Repeat every line below exactly as it reads.
## Begin Supplied information
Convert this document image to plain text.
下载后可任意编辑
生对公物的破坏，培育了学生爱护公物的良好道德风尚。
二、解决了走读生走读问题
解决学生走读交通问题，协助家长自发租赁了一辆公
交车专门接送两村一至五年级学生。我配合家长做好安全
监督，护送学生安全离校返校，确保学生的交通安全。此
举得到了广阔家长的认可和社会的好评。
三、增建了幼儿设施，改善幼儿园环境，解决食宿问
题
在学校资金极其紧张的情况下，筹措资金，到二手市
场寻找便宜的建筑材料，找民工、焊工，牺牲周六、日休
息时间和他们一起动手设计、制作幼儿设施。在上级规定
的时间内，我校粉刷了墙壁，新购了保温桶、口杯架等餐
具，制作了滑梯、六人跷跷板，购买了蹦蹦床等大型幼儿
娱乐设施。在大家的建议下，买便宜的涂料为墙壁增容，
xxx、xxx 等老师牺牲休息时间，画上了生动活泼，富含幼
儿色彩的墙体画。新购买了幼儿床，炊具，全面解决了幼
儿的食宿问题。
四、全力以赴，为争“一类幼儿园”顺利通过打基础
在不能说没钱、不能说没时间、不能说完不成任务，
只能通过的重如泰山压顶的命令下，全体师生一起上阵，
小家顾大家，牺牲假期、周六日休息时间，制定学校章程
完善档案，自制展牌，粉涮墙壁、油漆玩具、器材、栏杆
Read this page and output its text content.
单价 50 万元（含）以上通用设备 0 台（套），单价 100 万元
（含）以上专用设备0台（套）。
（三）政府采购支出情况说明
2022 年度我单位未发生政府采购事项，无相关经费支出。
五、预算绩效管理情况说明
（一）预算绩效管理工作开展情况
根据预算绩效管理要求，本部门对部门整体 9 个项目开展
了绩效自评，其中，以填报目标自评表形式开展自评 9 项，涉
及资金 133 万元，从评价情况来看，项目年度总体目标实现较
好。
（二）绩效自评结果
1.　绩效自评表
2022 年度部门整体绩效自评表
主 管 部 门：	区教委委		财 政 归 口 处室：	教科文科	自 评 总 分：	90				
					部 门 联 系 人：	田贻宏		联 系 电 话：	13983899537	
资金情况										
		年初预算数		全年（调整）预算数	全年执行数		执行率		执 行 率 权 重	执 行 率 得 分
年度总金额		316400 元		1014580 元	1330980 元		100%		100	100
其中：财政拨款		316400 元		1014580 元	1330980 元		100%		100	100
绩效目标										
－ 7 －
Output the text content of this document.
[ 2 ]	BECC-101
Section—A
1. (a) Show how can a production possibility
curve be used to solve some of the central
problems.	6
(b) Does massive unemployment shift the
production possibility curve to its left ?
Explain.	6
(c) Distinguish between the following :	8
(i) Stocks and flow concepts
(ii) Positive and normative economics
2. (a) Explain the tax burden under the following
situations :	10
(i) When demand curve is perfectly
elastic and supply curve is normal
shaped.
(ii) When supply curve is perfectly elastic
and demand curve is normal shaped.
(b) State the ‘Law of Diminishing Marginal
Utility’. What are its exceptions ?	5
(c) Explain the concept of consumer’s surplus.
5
## End Supplied information
> **Solved exercise**:
Convert this document image to plain text.
下载后可任意编辑
生对公物的破坏，培育了学生爱护公物的良好道德风尚。
二、解决了走读生走读问题
解决学生走读交通问题，协助家长自发租赁了一辆公
交车专门接送两村一至五年级学生。我配合家长做好安全
监督，护送学生安全离校返校，确保学生的交通安全。此
举得到了广阔家长的认可和社会的好评。
三、增建了幼儿设施，改善幼儿园环境，解决食宿问
题
在学校资金极其紧张的情况下，筹措资金，到二手市
场寻找便宜的建筑材料，找民工、焊工，牺牲周六、日休
息时间和他们一起动手设计、制作幼儿设施。在上级规定
的时间内，我校粉刷了墙壁，新购了保温桶、口杯架等餐
具，制作了滑梯、六人跷跷板，购买了蹦蹦床等大型幼儿
娱乐设施。在大家的建议下，买便宜的涂料为墙壁增容，
xxx、xxx 等老师牺牲休息时间，画上了生动活泼，富含幼
儿色彩的墙体画。新购买了幼儿床，炊具，全面解决了幼
儿的食宿问题。
四、全力以赴，为争“一类幼儿园”顺利通过打基础
在不能说没钱、不能说没时间、不能说完不成任务，
只能通过的重如泰山压顶的命令下，全体师生一起上阵，
小家顾大家，牺牲假期、周六日休息时间，制定学校章程
完善档案，自制展牌，粉涮墙壁、油漆玩具、器材、栏杆
Read this page and output its text content.
单价 50 万元（含）以上通用设备 0 台（套），单价 100 万元
（含）以上专用设备0台（套）。
（三）政府采购支出情况说明
2022 年度我单位未发生政府采购事项，无相关经费支出。
五、预算绩效管理情况说明
（一）预算绩效管理工作开展情况
根据预算绩效管理要求，本部门对部门整体 9 个项目开展
了绩效自评，其中，以填报目标自评表形式开展自评 9 项，涉
及资金 133 万元，从评价情况来看，项目年度总体目标实现较
好。
（二）绩效自评结果
1.　绩效自评表
2022 年度部门整体绩效自评表
主 管 部 门：	区教委委		财 政 归 口 处室：	教科文科	自 评 总 分：	90				
					部 门 联 系 人：	田贻宏		联 系 电 话：	13983899537	
资金情况										
		年初预算数		全年（调整）预算数	全年执行数		执行率		执 行 率 权 重	执 行 率 得 分
年度总金额		316400 元		1014580 元	1330980 元		100%		100	100
其中：财政拨款		316400 元		1014580 元	1330980 元		100%		100	100
绩效目标										
－ 7 －
Output the text content of this document.
[ 2 ]	BECC-101
Section—A
1. (a) Show how can a production possibility
curve be used to solve some of the central
problems.	6
(b) Does massive unemployment shift the
production possibility curve to its left ?
Explain.	6
(c) Distinguish between the following :	8
(i) Stocks and flow concepts
(ii) Positive and normative economics
2. (a) Explain the tax burden under the following
situations :	10
(i) When demand curve is perfectly
elastic and supply curve is normal
shaped.
(ii) When supply curve is perfectly elastic
and demand curve is normal shaped.
(b) State the ‘Law of Diminishing Marginal
Utility’. What are its exceptions ?	5
(c) Explain the concept of consumer’s surplus.
5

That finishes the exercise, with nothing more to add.